• _Given request_
Retype the lines from the start of the records through the line containing "part-group-label: Part Group [62,16,92,22]", including both of those lines.

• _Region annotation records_
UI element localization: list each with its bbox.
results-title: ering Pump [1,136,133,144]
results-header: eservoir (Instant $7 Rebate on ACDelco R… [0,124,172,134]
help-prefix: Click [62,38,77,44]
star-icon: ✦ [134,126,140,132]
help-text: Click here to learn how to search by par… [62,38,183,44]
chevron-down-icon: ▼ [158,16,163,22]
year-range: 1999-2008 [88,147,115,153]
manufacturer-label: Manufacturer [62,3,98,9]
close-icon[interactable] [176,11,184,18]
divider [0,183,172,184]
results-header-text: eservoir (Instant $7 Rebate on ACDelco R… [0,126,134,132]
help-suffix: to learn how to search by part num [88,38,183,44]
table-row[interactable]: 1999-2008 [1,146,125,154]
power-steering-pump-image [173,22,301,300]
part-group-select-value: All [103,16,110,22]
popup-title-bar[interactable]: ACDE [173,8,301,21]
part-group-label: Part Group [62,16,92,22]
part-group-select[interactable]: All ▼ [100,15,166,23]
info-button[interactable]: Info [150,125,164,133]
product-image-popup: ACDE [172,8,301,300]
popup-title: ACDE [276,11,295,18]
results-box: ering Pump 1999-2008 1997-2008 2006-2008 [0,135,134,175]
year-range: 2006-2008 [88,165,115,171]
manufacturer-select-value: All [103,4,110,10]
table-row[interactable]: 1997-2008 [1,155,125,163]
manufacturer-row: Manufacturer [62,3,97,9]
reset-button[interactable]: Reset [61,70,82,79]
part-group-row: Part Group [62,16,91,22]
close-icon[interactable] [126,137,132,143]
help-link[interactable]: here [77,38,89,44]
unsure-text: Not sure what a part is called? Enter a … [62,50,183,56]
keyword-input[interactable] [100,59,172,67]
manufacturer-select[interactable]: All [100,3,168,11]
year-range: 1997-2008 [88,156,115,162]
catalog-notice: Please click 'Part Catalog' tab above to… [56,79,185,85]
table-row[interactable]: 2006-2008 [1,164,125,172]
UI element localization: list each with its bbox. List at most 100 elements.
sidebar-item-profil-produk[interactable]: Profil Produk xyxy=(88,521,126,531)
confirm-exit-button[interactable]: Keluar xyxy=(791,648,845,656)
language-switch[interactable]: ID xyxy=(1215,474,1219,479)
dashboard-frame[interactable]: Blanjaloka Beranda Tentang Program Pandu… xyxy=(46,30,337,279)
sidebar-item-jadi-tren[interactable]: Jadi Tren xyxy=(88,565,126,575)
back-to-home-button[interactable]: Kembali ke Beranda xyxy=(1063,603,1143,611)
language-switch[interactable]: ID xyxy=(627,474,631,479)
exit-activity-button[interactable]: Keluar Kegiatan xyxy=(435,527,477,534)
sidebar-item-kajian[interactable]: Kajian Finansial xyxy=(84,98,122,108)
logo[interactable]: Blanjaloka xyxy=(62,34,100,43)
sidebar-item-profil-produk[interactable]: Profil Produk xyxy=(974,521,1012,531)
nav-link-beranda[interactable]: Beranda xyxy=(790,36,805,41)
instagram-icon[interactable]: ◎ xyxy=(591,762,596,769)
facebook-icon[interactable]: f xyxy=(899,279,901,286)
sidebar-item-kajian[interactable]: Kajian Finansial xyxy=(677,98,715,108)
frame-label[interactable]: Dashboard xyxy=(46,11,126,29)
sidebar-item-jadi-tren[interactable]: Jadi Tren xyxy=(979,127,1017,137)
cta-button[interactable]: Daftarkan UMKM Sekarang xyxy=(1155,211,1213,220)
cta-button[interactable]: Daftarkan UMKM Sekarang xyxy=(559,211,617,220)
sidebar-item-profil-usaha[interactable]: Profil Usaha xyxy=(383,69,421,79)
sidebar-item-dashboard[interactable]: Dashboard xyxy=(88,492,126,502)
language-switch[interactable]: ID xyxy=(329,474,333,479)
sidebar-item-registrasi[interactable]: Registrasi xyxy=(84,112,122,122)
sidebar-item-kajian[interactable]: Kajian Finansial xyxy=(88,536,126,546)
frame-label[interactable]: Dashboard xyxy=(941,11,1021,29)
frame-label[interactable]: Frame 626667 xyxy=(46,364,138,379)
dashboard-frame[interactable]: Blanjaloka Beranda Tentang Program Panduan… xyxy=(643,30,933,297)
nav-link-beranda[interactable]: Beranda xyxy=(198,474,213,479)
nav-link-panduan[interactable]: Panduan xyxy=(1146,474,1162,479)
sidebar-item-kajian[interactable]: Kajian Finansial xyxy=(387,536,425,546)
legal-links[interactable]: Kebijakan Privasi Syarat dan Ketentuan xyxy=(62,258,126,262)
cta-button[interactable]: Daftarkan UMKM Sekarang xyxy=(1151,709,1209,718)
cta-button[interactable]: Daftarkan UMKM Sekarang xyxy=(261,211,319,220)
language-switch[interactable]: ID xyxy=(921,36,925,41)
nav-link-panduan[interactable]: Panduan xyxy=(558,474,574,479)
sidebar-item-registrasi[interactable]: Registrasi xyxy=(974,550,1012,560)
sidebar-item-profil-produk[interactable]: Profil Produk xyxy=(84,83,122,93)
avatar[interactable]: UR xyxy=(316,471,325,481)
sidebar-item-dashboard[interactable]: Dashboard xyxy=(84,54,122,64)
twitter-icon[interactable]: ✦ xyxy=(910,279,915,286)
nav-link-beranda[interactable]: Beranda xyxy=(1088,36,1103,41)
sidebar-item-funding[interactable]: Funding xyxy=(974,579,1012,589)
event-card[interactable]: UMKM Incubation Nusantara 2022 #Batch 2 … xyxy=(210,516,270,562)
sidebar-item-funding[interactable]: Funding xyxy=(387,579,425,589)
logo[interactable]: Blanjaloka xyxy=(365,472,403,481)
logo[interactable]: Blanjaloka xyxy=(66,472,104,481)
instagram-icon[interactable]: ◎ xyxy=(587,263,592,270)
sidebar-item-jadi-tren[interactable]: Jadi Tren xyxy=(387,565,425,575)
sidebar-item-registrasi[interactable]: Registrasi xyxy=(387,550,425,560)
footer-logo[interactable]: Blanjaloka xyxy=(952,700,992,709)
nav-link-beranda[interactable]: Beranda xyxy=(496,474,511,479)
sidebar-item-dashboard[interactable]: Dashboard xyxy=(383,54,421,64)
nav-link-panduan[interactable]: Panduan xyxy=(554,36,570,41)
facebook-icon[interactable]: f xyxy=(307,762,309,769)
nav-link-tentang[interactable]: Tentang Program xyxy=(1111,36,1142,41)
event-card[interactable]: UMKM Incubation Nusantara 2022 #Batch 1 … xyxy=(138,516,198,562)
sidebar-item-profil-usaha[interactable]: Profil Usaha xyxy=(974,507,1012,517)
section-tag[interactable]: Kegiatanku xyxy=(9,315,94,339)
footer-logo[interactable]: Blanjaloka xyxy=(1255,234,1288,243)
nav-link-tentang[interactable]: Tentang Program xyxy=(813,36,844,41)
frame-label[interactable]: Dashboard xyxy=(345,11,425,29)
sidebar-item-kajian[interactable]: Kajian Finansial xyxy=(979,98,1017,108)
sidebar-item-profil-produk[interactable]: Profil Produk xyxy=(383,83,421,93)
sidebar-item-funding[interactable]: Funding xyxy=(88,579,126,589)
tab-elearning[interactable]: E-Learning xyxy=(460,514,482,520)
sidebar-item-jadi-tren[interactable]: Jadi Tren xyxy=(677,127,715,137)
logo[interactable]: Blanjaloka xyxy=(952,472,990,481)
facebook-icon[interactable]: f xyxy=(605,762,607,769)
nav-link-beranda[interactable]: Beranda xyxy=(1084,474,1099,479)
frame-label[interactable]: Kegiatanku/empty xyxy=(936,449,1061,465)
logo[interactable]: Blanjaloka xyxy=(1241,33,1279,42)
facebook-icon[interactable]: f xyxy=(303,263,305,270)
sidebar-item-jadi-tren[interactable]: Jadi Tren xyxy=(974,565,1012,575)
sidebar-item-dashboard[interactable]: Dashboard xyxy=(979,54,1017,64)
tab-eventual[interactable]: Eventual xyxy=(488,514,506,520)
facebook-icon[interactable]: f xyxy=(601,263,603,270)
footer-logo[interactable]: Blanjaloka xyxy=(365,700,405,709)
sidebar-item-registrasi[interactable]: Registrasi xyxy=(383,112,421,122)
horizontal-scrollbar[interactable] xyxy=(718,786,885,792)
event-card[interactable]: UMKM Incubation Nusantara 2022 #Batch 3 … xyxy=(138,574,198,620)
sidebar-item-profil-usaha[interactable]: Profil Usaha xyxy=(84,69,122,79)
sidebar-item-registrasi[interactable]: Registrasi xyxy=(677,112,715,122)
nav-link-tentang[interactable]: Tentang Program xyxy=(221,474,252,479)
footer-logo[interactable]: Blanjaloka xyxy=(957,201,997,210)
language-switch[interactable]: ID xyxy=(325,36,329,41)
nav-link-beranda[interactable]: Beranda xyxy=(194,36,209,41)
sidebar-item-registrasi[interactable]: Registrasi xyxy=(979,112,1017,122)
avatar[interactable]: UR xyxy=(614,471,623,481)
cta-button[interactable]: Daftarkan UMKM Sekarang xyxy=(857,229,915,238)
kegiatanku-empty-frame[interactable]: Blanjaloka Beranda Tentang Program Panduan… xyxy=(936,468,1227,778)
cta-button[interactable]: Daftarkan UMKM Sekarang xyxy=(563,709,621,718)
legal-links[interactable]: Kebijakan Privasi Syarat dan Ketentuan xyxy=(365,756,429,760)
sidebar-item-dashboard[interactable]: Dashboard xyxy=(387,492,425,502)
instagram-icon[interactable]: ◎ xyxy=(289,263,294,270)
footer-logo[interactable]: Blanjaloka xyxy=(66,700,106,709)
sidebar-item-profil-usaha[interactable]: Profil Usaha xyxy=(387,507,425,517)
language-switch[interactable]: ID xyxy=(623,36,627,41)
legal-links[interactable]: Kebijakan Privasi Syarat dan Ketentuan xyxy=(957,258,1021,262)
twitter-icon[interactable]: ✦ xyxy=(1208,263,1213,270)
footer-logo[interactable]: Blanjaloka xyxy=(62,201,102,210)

• _Exercise answer_
UI element localization: list each with its bbox.
results-title: ering Pump [1,136,133,144]
results-header: eservoir (Instant $7 Rebate on ACDelco R… [0,124,172,134]
help-prefix: Click [62,38,77,44]
star-icon: ✦ [134,126,140,132]
help-text: Click here to learn how to search by par… [62,38,183,44]
chevron-down-icon: ▼ [158,16,163,22]
year-range: 1999-2008 [88,147,115,153]
manufacturer-label: Manufacturer [62,3,98,9]
close-icon[interactable] [176,11,184,18]
divider [0,183,172,184]
results-header-text: eservoir (Instant $7 Rebate on ACDelco R… [0,126,134,132]
help-suffix: to learn how to search by part num [88,38,183,44]
table-row[interactable]: 1999-2008 [1,146,125,154]
power-steering-pump-image [173,22,301,300]
part-group-select-value: All [103,16,110,22]
popup-title-bar[interactable]: ACDE [173,8,301,21]
part-group-label: Part Group [62,16,92,22]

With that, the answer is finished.